Records from a data collection
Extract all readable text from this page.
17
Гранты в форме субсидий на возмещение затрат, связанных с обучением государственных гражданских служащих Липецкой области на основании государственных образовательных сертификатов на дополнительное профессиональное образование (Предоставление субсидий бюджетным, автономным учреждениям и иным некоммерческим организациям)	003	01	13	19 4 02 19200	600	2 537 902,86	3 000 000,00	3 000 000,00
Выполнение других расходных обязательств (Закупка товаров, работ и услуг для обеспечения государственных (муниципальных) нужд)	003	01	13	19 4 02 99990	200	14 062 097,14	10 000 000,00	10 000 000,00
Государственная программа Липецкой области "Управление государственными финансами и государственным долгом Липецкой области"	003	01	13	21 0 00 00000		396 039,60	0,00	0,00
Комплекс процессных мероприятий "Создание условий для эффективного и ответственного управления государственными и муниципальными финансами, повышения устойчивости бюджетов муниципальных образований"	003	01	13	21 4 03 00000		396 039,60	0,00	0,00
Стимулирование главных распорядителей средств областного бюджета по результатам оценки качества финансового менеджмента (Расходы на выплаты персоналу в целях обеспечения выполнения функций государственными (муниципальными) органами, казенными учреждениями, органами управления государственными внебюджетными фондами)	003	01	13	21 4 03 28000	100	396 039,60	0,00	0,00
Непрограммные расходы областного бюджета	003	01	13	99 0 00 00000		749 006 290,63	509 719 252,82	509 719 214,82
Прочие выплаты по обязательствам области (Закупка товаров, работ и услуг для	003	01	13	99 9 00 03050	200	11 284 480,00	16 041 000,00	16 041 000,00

## Goal
Read the entries and select each line where the word "товаров" is found.

## Response to this task
Выполнение других расходных обязательств (Закупка товаров, работ и услуг для обеспечения государственных (муниципальных) нужд)	003	01	13	19 4 02 99990	200	14 062 097,14	10 000 000,00	10 000 000,00
Прочие выплаты по обязательствам области (Закупка товаров, работ и услуг для	003	01	13	99 9 00 03050	200	11 284 480,00	16 041 000,00	16 041 000,00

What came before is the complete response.